**Direction:**
Transcribe every line of the listing below without any deviation.

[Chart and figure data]
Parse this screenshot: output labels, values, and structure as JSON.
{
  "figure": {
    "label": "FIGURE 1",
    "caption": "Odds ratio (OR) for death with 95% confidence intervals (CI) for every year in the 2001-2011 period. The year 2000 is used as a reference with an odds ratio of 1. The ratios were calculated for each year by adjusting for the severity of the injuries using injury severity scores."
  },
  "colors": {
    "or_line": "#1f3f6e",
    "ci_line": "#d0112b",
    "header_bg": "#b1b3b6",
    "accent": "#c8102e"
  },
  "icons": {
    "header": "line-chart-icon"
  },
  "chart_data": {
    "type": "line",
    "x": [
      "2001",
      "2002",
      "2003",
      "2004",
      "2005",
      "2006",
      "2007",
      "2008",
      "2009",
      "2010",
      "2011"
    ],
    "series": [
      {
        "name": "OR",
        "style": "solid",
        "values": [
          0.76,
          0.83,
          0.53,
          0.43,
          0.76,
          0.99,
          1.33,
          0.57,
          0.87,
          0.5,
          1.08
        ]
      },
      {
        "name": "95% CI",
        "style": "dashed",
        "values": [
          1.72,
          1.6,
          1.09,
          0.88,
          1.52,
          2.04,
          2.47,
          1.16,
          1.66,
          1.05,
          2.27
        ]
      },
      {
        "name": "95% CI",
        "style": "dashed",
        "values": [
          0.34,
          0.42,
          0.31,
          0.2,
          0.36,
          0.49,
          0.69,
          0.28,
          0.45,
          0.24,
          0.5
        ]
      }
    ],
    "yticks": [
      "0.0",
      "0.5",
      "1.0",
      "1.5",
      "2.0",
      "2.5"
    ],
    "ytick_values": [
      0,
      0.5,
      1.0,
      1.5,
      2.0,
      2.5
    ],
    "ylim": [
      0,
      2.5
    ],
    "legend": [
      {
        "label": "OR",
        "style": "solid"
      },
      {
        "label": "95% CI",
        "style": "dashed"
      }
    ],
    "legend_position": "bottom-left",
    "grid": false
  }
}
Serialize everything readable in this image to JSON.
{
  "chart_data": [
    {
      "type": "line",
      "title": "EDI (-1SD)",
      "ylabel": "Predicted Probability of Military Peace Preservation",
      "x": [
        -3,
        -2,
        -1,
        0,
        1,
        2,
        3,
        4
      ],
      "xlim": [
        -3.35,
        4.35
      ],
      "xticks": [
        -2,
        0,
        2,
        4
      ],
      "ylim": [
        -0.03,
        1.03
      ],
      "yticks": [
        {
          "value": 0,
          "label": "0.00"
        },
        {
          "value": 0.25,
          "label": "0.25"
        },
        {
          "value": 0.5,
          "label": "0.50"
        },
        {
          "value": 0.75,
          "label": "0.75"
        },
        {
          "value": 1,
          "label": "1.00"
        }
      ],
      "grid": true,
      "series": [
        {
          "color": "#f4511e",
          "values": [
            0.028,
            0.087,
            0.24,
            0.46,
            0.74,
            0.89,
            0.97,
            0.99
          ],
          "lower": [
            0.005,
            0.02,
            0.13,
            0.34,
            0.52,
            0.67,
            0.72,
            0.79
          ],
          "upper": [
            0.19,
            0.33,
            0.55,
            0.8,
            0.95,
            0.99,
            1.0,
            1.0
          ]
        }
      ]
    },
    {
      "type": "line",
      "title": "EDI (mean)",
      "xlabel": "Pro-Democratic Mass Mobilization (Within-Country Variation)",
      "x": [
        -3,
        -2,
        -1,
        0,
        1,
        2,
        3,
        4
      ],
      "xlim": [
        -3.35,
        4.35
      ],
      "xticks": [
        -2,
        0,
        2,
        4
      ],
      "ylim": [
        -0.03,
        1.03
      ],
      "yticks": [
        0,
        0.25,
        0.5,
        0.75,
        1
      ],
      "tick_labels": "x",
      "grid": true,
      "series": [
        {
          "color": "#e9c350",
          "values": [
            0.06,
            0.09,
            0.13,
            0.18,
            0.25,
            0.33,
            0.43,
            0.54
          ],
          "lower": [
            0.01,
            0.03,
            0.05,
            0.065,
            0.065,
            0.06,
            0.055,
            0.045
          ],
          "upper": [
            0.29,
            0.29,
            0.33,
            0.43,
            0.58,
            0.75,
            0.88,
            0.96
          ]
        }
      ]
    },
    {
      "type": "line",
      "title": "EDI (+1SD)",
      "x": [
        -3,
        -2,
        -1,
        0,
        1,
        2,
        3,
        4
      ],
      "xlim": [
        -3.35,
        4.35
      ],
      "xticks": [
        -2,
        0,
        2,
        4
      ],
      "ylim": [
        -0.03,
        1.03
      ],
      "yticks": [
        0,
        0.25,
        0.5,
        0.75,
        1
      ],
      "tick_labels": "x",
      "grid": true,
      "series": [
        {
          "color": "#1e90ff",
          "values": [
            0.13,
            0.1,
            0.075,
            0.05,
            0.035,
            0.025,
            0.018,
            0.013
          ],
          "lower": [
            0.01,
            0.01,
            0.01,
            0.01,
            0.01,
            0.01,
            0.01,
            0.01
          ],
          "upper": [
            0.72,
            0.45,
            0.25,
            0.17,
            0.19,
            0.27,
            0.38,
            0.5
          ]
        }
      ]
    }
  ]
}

**Exercise answer:**
Parse this screenshot: output labels, values, and structure as JSON.
{
  "figure": {
    "label": "FIGURE 1",
    "caption": "Odds ratio (OR) for death with 95% confidence intervals (CI) for every year in the 2001-2011 period. The year 2000 is used as a reference with an odds ratio of 1. The ratios were calculated for each year by adjusting for the severity of the injuries using injury severity scores."
  },
  "colors": {
    "or_line": "#1f3f6e",
    "ci_line": "#d0112b",
    "header_bg": "#b1b3b6",
    "accent": "#c8102e"
  },
  "icons": {
    "header": "line-chart-icon"
  },
  "chart_data": {
    "type": "line",
    "x": [
      "2001",
      "2002",
      "2003",
      "2004",
      "2005",
      "2006",
      "2007",
      "2008",
      "2009",
      "2010",
      "2011"
    ],
    "series": [
      {
        "name": "OR",
        "style": "solid",
        "values": [
          0.76,
          0.83,
          0.53,
          0.43,
          0.76,
          0.99,
          1.33,
          0.57,
          0.87,
          0.5,
          1.08
        ]
      },
      {
        "name": "95% CI",
        "style": "dashed",
        "values": [
          1.72,
          1.6,
          1.09,
          0.88,
          1.52,
          2.04,
          2.47,
          1.16,
          1.66,
          1.05,
          2.27
        ]
      },
      {
        "name": "95% CI",
        "style": "dashed",
        "values": [
          0.34,
          0.42,
          0.31,
          0.2,
          0.36,
          0.49,
          0.69,
          0.28,
          0.45,
          0.24,
          0.5
        ]
      }
    ],
    "yticks": [
      "0.0",
      "0.5",
      "1.0",
      "1.5",
      "2.0",
      "2.5"
    ],
    "ytick_values": [
      0,
      0.5,
      1.0,
      1.5,
      2.0,
      2.5
    ],
    "ylim": [
      0,
      2.5
    ],
    "legend": [
      {
        "label": "OR",
        "style": "solid"
      },
      {
        "label": "95% CI",
        "style": "dashed"
      }
    ],
    "legend_position": "bottom-left",
    "grid": false
  }
}
Serialize everything readable in this image to JSON.
{
  "chart_data": [
    {
      "type": "line",
      "title": "EDI (-1SD)",
      "ylabel": "Predicted Probability of Military Peace Preservation",
      "x": [
        -3,
        -2,
        -1,
        0,
        1,
        2,
        3,
        4
      ],
      "xlim": [
        -3.35,
        4.35
      ],
      "xticks": [
        -2,
        0,
        2,
        4
      ],
      "ylim": [
        -0.03,
        1.03
      ],
      "yticks": [
        {
          "value": 0,
          "label": "0.00"
        },
        {
          "value": 0.25,
          "label": "0.25"
        },
        {
          "value": 0.5,
          "label": "0.50"
        },
        {
          "value": 0.75,
          "label": "0.75"
        },
        {
          "value": 1,
          "label": "1.00"
        }
      ],
      "grid": true,
      "series": [
        {
          "color": "#f4511e",
          "values": [
            0.028,
            0.087,
            0.24,
            0.46,
            0.74,
            0.89,
            0.97,
            0.99
          ],
          "lower": [
            0.005,
            0.02,
            0.13,
            0.34,
            0.52,
            0.67,
            0.72,
            0.79
          ],
          "upper": [
            0.19,
            0.33,
            0.55,
            0.8,
            0.95,
            0.99,
            1.0,
            1.0
          ]
        }
      ]
    },
    {
      "type": "line",
      "title": "EDI (mean)",
      "xlabel": "Pro-Democratic Mass Mobilization (Within-Country Variation)",
      "x": [
        -3,
        -2,
        -1,
        0,
        1,
        2,
        3,
        4
      ],
      "xlim": [
        -3.35,
        4.35
      ],
      "xticks": [
        -2,
        0,
        2,
        4
      ],
      "ylim": [
        -0.03,
        1.03
      ],
      "yticks": [
        0,
        0.25,
        0.5,
        0.75,
        1
      ],
      "tick_labels": "x",
      "grid": true,
      "series": [
        {
          "color": "#e9c350",
          "values": [
            0.06,
            0.09,
            0.13,
            0.18,
            0.25,
            0.33,
            0.43,
            0.54
          ],
          "lower": [
            0.01,
            0.03,
            0.05,
            0.065,
            0.065,
            0.06,
            0.055,
            0.045
          ],
          "upper": [
            0.29,
            0.29,
            0.33,
            0.43,
            0.58,
            0.75,
            0.88,
            0.96
          ]
        }
      ]
    },
    {
      "type": "line",
      "title": "EDI (+1SD)",
      "x": [
        -3,
        -2,
        -1,
        0,
        1,
        2,
        3,
        4
      ],
      "xlim": [
        -3.35,
        4.35
      ],
      "xticks": [
        -2,
        0,
        2,
        4
      ],
      "ylim": [
        -0.03,
        1.03
      ],
      "yticks": [
        0,
        0.25,
        0.5,
        0.75,
        1
      ],
      "tick_labels": "x",
      "grid": true,
      "series": [
        {
          "color": "#1e90ff",
          "values": [
            0.13,
            0.1,
            0.075,
            0.05,
            0.035,
            0.025,
            0.018,
            0.013
          ],
          "lower": [
            0.01,
            0.01,
            0.01,
            0.01,
            0.01,
            0.01,
            0.01,
            0.01
          ],
          "upper": [
            0.72,
            0.45,
            0.25,
            0.17,
            0.19,
            0.27,
            0.38,
            0.5
          ]
        }
      ]
    }
  ]
}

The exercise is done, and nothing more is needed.